### Task details:
Without including any images, repeat the data exactly.

Collection entries:
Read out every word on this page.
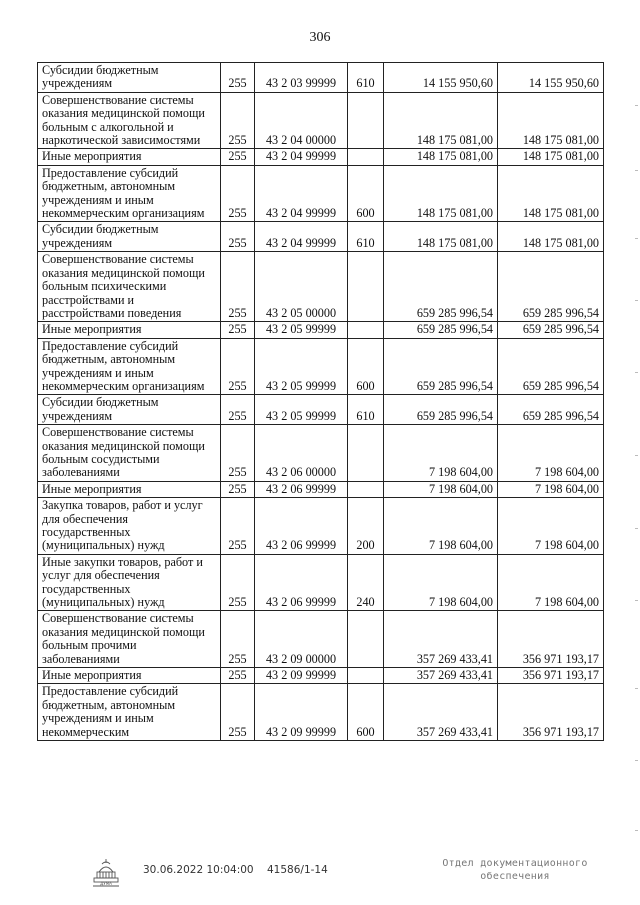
306
Субсидии бюджетным учреждениям	255	43 2 03 99999	610	14 155 950,60	14 155 950,60
Совершенствование системы оказания медицинской помощи больным с алкогольной и наркотической зависимостями	255	43 2 04 00000		148 175 081,00	148 175 081,00
Иные мероприятия	255	43 2 04 99999		148 175 081,00	148 175 081,00
Предоставление субсидий бюджетным, автономным учреждениям и иным некоммерческим организациям	255	43 2 04 99999	600	148 175 081,00	148 175 081,00
Субсидии бюджетным учреждениям	255	43 2 04 99999	610	148 175 081,00	148 175 081,00
Совершенствование системы оказания медицинской помощи больным психическими расстройствами и расстройствами поведения	255	43 2 05 00000		659 285 996,54	659 285 996,54
Иные мероприятия	255	43 2 05 99999		659 285 996,54	659 285 996,54
Предоставление субсидий бюджетным, автономным учреждениям и иным некоммерческим организациям	255	43 2 05 99999	600	659 285 996,54	659 285 996,54
Субсидии бюджетным учреждениям	255	43 2 05 99999	610	659 285 996,54	659 285 996,54
Совершенствование системы оказания медицинской помощи больным сосудистыми заболеваниями	255	43 2 06 00000		7 198 604,00	7 198 604,00
Иные мероприятия	255	43 2 06 99999		7 198 604,00	7 198 604,00
Закупка товаров, работ и услуг для обеспечения государственных (муниципальных) нужд	255	43 2 06 99999	200	7 198 604,00	7 198 604,00
Иные закупки товаров, работ и услуг для обеспечения государственных (муниципальных) нужд	255	43 2 06 99999	240	7 198 604,00	7 198 604,00
Совершенствование системы оказания медицинской помощи больным прочими заболеваниями	255	43 2 09 00000		357 269 433,41	356 971 193,17
Иные мероприятия	255	43 2 09 99999		357 269 433,41	356 971 193,17
Предоставление субсидий бюджетным, автономным учреждениям и иным некоммерческим	255	43 2 09 99999	600	357 269 433,41	356 971 193,17
ДУМА
30.06.2022 10:04:00 41586/1-14
Отдел документационного
обеспечения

### Result for this task:
Read out every word on this page.
306
Субсидии бюджетным учреждениям	255	43 2 03 99999	610	14 155 950,60	14 155 950,60
Совершенствование системы оказания медицинской помощи больным с алкогольной и наркотической зависимостями	255	43 2 04 00000		148 175 081,00	148 175 081,00
Иные мероприятия	255	43 2 04 99999		148 175 081,00	148 175 081,00
Предоставление субсидий бюджетным, автономным учреждениям и иным некоммерческим организациям	255	43 2 04 99999	600	148 175 081,00	148 175 081,00
Субсидии бюджетным учреждениям	255	43 2 04 99999	610	148 175 081,00	148 175 081,00
Совершенствование системы оказания медицинской помощи больным психическими расстройствами и расстройствами поведения	255	43 2 05 00000		659 285 996,54	659 285 996,54
Иные мероприятия	255	43 2 05 99999		659 285 996,54	659 285 996,54
Предоставление субсидий бюджетным, автономным учреждениям и иным некоммерческим организациям	255	43 2 05 99999	600	659 285 996,54	659 285 996,54
Субсидии бюджетным учреждениям	255	43 2 05 99999	610	659 285 996,54	659 285 996,54
Совершенствование системы оказания медицинской помощи больным сосудистыми заболеваниями	255	43 2 06 00000		7 198 604,00	7 198 604,00
Иные мероприятия	255	43 2 06 99999		7 198 604,00	7 198 604,00
Закупка товаров, работ и услуг для обеспечения государственных (муниципальных) нужд	255	43 2 06 99999	200	7 198 604,00	7 198 604,00
Иные закупки товаров, работ и услуг для обеспечения государственных (муниципальных) нужд	255	43 2 06 99999	240	7 198 604,00	7 198 604,00
Совершенствование системы оказания медицинской помощи больным прочими заболеваниями	255	43 2 09 00000		357 269 433,41	356 971 193,17
Иные мероприятия	255	43 2 09 99999		357 269 433,41	356 971 193,17
Предоставление субсидий бюджетным, автономным учреждениям и иным некоммерческим	255	43 2 09 99999	600	357 269 433,41	356 971 193,17
ДУМА
30.06.2022 10:04:00 41586/1-14
Отдел документационного
обеспечения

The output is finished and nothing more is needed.